> _Description of the task_:
Output all the material that follows, exactly as given.

> _Dataset_:
--- --- ---

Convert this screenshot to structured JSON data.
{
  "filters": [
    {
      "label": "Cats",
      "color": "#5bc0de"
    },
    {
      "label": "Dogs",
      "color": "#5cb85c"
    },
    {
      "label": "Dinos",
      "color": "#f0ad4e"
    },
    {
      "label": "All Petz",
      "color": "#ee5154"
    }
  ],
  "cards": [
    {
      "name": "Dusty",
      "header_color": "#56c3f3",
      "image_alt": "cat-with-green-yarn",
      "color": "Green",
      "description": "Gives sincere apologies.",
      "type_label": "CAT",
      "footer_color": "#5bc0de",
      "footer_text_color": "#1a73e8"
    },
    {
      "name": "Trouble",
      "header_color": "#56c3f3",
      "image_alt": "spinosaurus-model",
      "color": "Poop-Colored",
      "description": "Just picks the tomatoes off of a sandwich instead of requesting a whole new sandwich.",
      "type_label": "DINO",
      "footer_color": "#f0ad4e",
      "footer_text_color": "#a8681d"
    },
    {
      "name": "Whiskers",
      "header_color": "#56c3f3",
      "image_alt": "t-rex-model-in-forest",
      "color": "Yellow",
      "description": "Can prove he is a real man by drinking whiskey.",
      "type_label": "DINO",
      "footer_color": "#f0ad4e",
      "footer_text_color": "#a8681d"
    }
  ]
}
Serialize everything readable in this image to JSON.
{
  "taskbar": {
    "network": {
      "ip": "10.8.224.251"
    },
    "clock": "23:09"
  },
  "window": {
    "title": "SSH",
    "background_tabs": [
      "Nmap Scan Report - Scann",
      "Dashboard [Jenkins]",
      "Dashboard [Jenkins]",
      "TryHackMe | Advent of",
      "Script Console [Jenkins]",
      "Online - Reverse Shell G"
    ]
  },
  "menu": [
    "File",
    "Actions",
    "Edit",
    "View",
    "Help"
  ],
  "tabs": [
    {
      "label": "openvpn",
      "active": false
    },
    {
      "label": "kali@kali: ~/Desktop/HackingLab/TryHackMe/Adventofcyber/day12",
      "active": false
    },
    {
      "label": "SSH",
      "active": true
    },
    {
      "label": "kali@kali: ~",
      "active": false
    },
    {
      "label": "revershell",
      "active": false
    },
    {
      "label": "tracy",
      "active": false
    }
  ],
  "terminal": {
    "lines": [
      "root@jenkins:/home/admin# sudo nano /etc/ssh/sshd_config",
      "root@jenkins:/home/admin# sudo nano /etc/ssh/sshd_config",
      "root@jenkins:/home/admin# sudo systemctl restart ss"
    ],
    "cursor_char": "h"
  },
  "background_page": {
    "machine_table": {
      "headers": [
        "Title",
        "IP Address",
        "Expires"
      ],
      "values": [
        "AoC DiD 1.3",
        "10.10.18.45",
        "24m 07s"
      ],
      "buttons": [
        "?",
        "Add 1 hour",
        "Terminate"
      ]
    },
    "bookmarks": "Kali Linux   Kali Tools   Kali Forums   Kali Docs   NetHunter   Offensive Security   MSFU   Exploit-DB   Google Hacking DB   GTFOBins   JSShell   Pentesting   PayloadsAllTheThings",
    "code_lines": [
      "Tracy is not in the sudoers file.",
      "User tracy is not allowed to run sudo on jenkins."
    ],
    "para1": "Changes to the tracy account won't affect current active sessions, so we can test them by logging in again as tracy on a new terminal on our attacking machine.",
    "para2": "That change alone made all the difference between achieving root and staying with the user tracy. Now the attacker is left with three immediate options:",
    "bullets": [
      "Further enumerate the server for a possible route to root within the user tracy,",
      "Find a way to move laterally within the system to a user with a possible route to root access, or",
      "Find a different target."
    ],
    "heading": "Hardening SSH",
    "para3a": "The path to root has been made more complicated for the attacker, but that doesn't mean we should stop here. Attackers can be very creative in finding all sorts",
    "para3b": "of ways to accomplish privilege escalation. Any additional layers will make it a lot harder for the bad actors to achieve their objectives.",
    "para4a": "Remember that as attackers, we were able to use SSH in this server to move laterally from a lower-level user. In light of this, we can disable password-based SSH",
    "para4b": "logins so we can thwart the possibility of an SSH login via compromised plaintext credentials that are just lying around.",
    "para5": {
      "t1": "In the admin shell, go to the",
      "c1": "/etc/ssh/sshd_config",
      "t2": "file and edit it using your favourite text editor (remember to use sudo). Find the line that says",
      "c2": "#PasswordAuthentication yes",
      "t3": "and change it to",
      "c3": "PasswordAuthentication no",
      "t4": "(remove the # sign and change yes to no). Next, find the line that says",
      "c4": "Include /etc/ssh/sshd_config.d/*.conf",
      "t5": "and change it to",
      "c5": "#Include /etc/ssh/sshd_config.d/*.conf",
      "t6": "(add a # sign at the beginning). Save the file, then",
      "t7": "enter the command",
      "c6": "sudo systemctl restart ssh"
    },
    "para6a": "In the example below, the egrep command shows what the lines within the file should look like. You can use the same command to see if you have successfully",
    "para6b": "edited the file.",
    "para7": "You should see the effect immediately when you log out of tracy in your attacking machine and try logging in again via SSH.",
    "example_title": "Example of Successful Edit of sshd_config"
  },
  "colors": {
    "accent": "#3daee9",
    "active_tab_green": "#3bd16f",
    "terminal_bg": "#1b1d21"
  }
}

--- --- ---

> _Result_:
Convert this screenshot to structured JSON data.
{
  "filters": [
    {
      "label": "Cats",
      "color": "#5bc0de"
    },
    {
      "label": "Dogs",
      "color": "#5cb85c"
    },
    {
      "label": "Dinos",
      "color": "#f0ad4e"
    },
    {
      "label": "All Petz",
      "color": "#ee5154"
    }
  ],
  "cards": [
    {
      "name": "Dusty",
      "header_color": "#56c3f3",
      "image_alt": "cat-with-green-yarn",
      "color": "Green",
      "description": "Gives sincere apologies.",
      "type_label": "CAT",
      "footer_color": "#5bc0de",
      "footer_text_color": "#1a73e8"
    },
    {
      "name": "Trouble",
      "header_color": "#56c3f3",
      "image_alt": "spinosaurus-model",
      "color": "Poop-Colored",
      "description": "Just picks the tomatoes off of a sandwich instead of requesting a whole new sandwich.",
      "type_label": "DINO",
      "footer_color": "#f0ad4e",
      "footer_text_color": "#a8681d"
    },
    {
      "name": "Whiskers",
      "header_color": "#56c3f3",
      "image_alt": "t-rex-model-in-forest",
      "color": "Yellow",
      "description": "Can prove he is a real man by drinking whiskey.",
      "type_label": "DINO",
      "footer_color": "#f0ad4e",
      "footer_text_color": "#a8681d"
    }
  ]
}
Serialize everything readable in this image to JSON.
{
  "taskbar": {
    "network": {
      "ip": "10.8.224.251"
    },
    "clock": "23:09"
  },
  "window": {
    "title": "SSH",
    "background_tabs": [
      "Nmap Scan Report - Scann",
      "Dashboard [Jenkins]",
      "Dashboard [Jenkins]",
      "TryHackMe | Advent of",
      "Script Console [Jenkins]",
      "Online - Reverse Shell G"
    ]
  },
  "menu": [
    "File",
    "Actions",
    "Edit",
    "View",
    "Help"
  ],
  "tabs": [
    {
      "label": "openvpn",
      "active": false
    },
    {
      "label": "kali@kali: ~/Desktop/HackingLab/TryHackMe/Adventofcyber/day12",
      "active": false
    },
    {
      "label": "SSH",
      "active": true
    },
    {
      "label": "kali@kali: ~",
      "active": false
    },
    {
      "label": "revershell",
      "active": false
    },
    {
      "label": "tracy",
      "active": false
    }
  ],
  "terminal": {
    "lines": [
      "root@jenkins:/home/admin# sudo nano /etc/ssh/sshd_config",
      "root@jenkins:/home/admin# sudo nano /etc/ssh/sshd_config",
      "root@jenkins:/home/admin# sudo systemctl restart ss"
    ],
    "cursor_char": "h"
  },
  "background_page": {
    "machine_table": {
      "headers": [
        "Title",
        "IP Address",
        "Expires"
      ],
      "values": [
        "AoC DiD 1.3",
        "10.10.18.45",
        "24m 07s"
      ],
      "buttons": [
        "?",
        "Add 1 hour",
        "Terminate"
      ]
    },
    "bookmarks": "Kali Linux   Kali Tools   Kali Forums   Kali Docs   NetHunter   Offensive Security   MSFU   Exploit-DB   Google Hacking DB   GTFOBins   JSShell   Pentesting   PayloadsAllTheThings",
    "code_lines": [
      "Tracy is not in the sudoers file.",
      "User tracy is not allowed to run sudo on jenkins."
    ],
    "para1": "Changes to the tracy account won't affect current active sessions, so we can test them by logging in again as tracy on a new terminal on our attacking machine.",
    "para2": "That change alone made all the difference between achieving root and staying with the user tracy. Now the attacker is left with three immediate options:",
    "bullets": [
      "Further enumerate the server for a possible route to root within the user tracy,",
      "Find a way to move laterally within the system to a user with a possible route to root access, or",
      "Find a different target."
    ],
    "heading": "Hardening SSH",
    "para3a": "The path to root has been made more complicated for the attacker, but that doesn't mean we should stop here. Attackers can be very creative in finding all sorts",
    "para3b": "of ways to accomplish privilege escalation. Any additional layers will make it a lot harder for the bad actors to achieve their objectives.",
    "para4a": "Remember that as attackers, we were able to use SSH in this server to move laterally from a lower-level user. In light of this, we can disable password-based SSH",
    "para4b": "logins so we can thwart the possibility of an SSH login via compromised plaintext credentials that are just lying around.",
    "para5": {
      "t1": "In the admin shell, go to the",
      "c1": "/etc/ssh/sshd_config",
      "t2": "file and edit it using your favourite text editor (remember to use sudo). Find the line that says",
      "c2": "#PasswordAuthentication yes",
      "t3": "and change it to",
      "c3": "PasswordAuthentication no",
      "t4": "(remove the # sign and change yes to no). Next, find the line that says",
      "c4": "Include /etc/ssh/sshd_config.d/*.conf",
      "t5": "and change it to",
      "c5": "#Include /etc/ssh/sshd_config.d/*.conf",
      "t6": "(add a # sign at the beginning). Save the file, then",
      "t7": "enter the command",
      "c6": "sudo systemctl restart ssh"
    },
    "para6a": "In the example below, the egrep command shows what the lines within the file should look like. You can use the same command to see if you have successfully",
    "para6b": "edited the file.",
    "para7": "You should see the effect immediately when you log out of tracy in your attacking machine and try logging in again via SSH.",
    "example_title": "Example of Successful Edit of sshd_config"
  },
  "colors": {
    "accent": "#3daee9",
    "active_tab_green": "#3bd16f",
    "terminal_bg": "#1b1d21"
  }
}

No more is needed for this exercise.